**PASSAGE SHOWN**
- Born: 1960 (age 65–66) Piura, Department of Piura, Peru
- Occupations: Anthropologist; documentary filmmaker;
- Awards: Guggenheim Fellow (2010)

Academic background
- Alma mater: Pontifical Catholic University of Peru; University of Chicago;
- Thesis: Shaping Society Through Dance: Mestizo Ritual Performance in the Southern Peruvian Highlands (1993)

Academic work
- Institutions: University of California, Davis

= Zoila S. Mendoza =

Peruvian anthropologist (born 1960)

Zoila Silvia del Rosario Mendoza Beoutis (born 1960) is a Peruvian-born anthropologist and documentary filmmaker based in the United States. She has written books on dance and folklore in the Peruvian city of Cusco and is a professor at the University of California, Davis Department of Native American Studies.

**STORED ROWS**
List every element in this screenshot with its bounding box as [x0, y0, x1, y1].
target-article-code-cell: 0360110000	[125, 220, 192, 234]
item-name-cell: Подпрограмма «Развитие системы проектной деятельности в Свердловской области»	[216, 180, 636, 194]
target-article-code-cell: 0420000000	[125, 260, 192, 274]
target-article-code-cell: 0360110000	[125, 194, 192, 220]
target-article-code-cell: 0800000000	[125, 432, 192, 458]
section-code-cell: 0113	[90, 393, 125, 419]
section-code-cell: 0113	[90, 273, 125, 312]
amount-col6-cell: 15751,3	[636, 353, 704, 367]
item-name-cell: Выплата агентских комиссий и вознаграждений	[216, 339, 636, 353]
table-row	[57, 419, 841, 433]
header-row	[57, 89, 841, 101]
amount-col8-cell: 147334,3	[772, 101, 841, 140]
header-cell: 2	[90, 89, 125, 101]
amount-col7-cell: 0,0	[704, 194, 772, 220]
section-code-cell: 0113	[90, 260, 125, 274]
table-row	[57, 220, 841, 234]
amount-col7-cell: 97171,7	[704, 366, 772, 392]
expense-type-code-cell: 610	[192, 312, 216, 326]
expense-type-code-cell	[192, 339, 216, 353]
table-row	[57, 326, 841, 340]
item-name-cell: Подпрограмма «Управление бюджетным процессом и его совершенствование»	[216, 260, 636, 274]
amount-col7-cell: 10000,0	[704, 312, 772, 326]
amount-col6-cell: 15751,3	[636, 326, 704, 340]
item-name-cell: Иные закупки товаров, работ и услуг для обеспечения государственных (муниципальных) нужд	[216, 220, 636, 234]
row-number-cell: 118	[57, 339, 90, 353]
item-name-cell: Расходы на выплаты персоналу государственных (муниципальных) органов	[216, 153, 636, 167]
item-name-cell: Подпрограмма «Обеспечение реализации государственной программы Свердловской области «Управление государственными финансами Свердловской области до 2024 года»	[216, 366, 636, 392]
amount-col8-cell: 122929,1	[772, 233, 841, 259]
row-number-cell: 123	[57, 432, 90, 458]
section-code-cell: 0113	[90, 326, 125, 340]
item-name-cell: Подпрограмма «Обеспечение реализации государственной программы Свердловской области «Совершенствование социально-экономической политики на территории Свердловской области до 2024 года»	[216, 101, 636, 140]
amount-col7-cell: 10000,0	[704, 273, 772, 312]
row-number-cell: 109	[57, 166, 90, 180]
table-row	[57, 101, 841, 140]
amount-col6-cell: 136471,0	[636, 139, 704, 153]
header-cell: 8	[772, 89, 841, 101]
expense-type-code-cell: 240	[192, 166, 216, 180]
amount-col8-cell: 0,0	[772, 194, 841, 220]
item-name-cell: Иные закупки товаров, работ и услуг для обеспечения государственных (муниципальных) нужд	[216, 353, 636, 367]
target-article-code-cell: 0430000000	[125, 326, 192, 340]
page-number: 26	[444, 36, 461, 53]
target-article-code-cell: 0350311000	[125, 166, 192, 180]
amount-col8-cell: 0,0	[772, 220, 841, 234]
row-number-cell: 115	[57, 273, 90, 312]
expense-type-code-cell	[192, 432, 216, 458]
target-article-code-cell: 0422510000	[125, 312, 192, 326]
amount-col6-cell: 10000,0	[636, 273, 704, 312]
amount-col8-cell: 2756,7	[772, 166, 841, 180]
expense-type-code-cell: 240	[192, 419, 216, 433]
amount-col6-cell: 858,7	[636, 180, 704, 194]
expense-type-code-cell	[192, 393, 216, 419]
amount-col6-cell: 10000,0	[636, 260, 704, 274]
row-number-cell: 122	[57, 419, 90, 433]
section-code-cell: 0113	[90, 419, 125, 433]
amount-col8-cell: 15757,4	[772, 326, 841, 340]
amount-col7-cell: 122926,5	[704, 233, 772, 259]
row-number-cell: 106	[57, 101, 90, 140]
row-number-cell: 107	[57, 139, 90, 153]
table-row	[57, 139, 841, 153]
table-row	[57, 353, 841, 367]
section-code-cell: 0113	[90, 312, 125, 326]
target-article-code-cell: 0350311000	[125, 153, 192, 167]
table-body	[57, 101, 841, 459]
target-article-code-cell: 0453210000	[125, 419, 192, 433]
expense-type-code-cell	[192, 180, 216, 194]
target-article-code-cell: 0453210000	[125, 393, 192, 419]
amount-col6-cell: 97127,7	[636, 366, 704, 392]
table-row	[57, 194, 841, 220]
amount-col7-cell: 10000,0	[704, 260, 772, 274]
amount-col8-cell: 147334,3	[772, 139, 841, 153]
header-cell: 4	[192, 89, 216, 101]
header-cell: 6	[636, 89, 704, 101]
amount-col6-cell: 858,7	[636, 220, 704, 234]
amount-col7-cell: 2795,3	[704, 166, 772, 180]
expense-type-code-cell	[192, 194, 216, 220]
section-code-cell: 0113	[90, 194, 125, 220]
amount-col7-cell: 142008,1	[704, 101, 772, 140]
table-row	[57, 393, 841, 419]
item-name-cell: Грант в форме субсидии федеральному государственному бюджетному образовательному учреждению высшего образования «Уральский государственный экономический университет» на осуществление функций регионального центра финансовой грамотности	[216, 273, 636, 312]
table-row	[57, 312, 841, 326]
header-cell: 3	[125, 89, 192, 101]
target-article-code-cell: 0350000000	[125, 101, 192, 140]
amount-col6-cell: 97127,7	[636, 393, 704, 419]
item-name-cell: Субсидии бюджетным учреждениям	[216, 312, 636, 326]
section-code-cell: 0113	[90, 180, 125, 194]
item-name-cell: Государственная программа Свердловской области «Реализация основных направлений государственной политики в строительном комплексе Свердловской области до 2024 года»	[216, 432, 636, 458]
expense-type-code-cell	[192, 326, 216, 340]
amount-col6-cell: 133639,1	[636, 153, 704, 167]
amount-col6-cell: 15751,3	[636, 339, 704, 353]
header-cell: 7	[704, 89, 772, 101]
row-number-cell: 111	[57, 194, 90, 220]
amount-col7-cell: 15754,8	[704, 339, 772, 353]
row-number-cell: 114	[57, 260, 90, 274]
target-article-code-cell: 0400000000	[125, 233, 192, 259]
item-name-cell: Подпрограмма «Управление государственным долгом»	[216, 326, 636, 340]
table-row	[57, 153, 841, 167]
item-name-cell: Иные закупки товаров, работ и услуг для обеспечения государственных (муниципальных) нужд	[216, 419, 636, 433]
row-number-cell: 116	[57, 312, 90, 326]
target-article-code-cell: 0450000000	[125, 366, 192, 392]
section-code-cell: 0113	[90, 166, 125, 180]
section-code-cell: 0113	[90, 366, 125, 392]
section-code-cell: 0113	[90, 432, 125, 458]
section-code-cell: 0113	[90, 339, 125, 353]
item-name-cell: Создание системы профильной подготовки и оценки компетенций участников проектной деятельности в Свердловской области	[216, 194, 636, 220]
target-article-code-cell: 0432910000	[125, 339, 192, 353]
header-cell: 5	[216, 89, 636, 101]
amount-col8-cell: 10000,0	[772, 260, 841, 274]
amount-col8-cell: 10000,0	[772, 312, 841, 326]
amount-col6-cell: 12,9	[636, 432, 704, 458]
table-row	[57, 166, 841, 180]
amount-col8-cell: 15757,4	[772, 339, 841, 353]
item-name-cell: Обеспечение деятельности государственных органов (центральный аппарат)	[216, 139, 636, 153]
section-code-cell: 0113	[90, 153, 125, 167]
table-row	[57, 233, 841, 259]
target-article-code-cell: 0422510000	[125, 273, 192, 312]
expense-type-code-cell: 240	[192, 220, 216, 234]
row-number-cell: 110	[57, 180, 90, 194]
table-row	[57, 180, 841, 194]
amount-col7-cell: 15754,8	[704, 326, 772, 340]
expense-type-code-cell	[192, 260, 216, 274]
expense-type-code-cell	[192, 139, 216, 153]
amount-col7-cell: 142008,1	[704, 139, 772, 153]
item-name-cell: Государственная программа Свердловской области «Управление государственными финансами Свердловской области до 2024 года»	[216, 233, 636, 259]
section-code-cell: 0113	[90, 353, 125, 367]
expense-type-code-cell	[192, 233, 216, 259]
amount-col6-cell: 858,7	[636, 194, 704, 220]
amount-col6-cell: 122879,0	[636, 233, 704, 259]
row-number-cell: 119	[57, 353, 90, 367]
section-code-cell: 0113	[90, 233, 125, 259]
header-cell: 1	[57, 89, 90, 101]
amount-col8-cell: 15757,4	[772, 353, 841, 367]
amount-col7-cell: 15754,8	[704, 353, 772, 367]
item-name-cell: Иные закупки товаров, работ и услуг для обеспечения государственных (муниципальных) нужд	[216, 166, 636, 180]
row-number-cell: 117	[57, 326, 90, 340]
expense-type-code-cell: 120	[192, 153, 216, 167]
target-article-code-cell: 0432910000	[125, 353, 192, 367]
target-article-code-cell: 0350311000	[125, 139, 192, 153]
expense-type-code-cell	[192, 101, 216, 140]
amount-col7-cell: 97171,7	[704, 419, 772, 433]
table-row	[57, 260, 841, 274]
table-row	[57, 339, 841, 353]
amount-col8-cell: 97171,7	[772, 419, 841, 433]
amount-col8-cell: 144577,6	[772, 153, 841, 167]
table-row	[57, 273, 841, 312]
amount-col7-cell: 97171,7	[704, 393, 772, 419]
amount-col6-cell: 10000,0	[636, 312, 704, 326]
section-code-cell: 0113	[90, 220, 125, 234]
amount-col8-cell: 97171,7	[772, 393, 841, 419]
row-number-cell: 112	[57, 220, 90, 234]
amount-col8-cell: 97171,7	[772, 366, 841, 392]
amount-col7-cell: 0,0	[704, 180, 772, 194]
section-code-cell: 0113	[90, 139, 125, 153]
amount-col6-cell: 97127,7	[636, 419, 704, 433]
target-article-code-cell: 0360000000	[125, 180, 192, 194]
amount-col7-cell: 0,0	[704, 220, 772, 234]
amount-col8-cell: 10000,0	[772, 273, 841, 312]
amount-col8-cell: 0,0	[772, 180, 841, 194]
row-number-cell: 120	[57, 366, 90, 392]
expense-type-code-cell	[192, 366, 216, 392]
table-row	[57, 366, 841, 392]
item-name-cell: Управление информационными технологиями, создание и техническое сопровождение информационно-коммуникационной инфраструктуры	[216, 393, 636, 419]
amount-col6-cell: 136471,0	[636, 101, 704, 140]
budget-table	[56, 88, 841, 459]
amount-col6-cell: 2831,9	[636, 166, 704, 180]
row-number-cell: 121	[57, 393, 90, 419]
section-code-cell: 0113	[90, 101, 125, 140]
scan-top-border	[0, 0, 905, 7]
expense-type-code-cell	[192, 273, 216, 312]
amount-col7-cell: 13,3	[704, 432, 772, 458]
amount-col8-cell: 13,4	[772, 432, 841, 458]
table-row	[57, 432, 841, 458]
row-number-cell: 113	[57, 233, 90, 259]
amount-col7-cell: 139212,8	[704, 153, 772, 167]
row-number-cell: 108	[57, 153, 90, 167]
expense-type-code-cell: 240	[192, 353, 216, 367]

**WHAT IS NEEDED**
Reproduce verbatim the part of the Zoila S. Mendoza profile between "Academic background" and "anthropologist (born 1960)", inclusive.

**EXERCISE OUTPUT**
Academic background
- Alma mater: Pontifical Catholic University of Peru; University of Chicago;
- Thesis: Shaping Society Through Dance: Mestizo Ritual Performance in the Southern Peruvian Highlands (1993)

Academic work
- Institutions: University of California, Davis

= Zoila S. Mendoza =

Peruvian anthropologist (born 1960)